§ What you have to do: Answer with a single number: the count of lines that hold "оставляем".

§ Supplied records:
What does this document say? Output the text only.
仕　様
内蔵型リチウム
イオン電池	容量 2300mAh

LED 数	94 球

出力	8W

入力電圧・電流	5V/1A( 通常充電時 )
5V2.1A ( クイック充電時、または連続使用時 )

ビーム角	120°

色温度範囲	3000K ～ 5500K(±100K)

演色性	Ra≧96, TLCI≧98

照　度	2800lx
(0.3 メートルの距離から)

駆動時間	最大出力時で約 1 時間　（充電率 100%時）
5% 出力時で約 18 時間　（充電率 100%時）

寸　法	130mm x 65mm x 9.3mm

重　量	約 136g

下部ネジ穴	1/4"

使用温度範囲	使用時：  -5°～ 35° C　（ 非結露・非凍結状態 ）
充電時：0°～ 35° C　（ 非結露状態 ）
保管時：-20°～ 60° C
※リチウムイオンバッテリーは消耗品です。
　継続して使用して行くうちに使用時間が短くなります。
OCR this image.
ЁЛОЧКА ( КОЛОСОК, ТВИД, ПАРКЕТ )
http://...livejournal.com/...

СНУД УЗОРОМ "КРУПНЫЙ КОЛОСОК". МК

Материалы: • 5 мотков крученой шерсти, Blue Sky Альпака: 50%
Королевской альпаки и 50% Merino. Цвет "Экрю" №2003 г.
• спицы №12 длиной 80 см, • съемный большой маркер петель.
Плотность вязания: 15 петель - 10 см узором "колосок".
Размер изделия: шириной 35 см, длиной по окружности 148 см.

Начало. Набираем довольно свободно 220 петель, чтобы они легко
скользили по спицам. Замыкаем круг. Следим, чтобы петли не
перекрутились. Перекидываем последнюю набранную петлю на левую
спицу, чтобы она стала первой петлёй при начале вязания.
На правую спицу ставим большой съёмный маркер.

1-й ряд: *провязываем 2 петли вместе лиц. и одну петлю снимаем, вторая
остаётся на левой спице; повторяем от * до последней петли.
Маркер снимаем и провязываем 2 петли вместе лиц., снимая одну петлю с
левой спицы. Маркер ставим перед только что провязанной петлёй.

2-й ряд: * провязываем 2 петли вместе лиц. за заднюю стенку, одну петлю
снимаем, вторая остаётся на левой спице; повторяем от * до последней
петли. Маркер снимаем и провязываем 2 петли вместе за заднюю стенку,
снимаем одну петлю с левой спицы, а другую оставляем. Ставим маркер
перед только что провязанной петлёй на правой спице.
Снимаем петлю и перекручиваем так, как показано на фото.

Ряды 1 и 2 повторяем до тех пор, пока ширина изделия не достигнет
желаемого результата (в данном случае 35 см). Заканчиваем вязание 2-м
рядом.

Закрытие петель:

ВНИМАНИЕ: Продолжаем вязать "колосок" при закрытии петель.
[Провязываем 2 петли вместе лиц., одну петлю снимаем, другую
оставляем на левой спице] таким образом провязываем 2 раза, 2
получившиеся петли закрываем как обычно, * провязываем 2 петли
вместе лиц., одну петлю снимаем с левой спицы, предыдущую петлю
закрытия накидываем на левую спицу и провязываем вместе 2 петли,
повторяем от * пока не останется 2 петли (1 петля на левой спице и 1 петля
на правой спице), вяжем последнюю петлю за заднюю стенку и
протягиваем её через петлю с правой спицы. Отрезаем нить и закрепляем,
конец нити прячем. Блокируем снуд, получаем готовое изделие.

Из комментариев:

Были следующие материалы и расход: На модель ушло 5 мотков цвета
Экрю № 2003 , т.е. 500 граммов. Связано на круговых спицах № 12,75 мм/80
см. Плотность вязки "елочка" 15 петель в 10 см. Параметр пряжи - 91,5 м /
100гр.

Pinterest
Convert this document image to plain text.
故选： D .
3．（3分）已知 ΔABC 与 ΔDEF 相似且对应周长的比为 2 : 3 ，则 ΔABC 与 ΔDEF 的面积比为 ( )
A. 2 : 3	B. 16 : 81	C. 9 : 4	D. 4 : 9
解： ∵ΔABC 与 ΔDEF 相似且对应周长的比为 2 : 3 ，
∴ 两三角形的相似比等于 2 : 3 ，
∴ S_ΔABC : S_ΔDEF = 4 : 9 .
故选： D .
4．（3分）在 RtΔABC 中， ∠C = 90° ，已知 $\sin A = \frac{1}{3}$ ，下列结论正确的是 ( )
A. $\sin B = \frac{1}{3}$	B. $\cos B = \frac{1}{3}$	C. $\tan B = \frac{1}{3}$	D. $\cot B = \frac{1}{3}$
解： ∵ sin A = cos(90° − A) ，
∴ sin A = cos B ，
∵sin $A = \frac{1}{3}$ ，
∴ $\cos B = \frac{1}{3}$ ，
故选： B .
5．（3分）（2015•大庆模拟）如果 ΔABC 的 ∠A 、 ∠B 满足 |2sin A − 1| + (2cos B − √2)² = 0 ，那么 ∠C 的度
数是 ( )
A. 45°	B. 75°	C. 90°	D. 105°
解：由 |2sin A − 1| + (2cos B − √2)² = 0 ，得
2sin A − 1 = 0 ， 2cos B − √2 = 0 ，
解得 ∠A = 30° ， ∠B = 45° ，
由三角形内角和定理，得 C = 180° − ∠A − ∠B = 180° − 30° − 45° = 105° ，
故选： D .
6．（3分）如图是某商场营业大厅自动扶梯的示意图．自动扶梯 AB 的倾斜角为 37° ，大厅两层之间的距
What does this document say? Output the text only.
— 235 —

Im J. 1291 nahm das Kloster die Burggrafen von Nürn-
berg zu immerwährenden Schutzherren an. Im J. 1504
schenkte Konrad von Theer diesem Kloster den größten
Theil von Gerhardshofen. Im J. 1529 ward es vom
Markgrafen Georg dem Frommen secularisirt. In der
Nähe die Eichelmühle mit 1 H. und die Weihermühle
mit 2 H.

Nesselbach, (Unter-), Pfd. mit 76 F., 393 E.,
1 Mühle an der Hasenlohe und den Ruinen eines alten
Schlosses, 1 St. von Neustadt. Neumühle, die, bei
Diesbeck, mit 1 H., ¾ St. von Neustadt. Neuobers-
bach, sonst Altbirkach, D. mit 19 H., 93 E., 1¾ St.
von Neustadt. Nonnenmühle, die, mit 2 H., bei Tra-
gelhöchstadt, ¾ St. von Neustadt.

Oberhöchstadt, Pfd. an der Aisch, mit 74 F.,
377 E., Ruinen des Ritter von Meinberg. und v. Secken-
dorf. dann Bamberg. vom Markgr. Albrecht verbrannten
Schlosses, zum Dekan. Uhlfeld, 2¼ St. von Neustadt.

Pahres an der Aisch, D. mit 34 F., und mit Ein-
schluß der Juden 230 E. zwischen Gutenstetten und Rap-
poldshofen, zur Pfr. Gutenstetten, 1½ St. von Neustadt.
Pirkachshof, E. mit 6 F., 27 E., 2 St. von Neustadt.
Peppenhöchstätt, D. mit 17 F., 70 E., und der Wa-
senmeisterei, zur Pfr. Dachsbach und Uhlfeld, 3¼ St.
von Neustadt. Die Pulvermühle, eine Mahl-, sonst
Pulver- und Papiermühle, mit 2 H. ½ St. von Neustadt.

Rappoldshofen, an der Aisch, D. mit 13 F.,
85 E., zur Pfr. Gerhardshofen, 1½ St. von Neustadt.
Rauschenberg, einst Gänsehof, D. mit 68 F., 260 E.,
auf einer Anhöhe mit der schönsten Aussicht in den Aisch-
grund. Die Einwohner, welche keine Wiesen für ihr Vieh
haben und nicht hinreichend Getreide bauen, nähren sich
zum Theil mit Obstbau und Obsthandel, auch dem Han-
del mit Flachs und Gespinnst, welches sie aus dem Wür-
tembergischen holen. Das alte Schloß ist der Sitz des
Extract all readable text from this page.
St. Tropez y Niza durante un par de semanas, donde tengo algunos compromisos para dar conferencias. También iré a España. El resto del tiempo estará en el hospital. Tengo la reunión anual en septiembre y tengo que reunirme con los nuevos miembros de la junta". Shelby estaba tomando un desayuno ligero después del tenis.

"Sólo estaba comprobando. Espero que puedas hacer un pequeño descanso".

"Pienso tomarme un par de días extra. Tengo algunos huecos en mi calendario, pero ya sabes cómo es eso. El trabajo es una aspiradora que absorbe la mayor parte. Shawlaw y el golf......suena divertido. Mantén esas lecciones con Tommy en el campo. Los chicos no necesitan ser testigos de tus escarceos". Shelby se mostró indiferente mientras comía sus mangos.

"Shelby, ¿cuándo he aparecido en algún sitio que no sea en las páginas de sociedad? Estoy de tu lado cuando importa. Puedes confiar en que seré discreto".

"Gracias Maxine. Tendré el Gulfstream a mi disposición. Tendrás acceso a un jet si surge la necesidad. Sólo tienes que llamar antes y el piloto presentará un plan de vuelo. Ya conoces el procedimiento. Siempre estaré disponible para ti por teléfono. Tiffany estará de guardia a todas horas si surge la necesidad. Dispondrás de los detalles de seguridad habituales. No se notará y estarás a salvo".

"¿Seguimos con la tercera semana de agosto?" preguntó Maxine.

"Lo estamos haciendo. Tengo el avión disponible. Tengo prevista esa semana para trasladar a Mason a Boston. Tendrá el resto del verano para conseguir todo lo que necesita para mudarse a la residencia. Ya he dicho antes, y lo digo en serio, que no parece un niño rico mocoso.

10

§ Task output: 2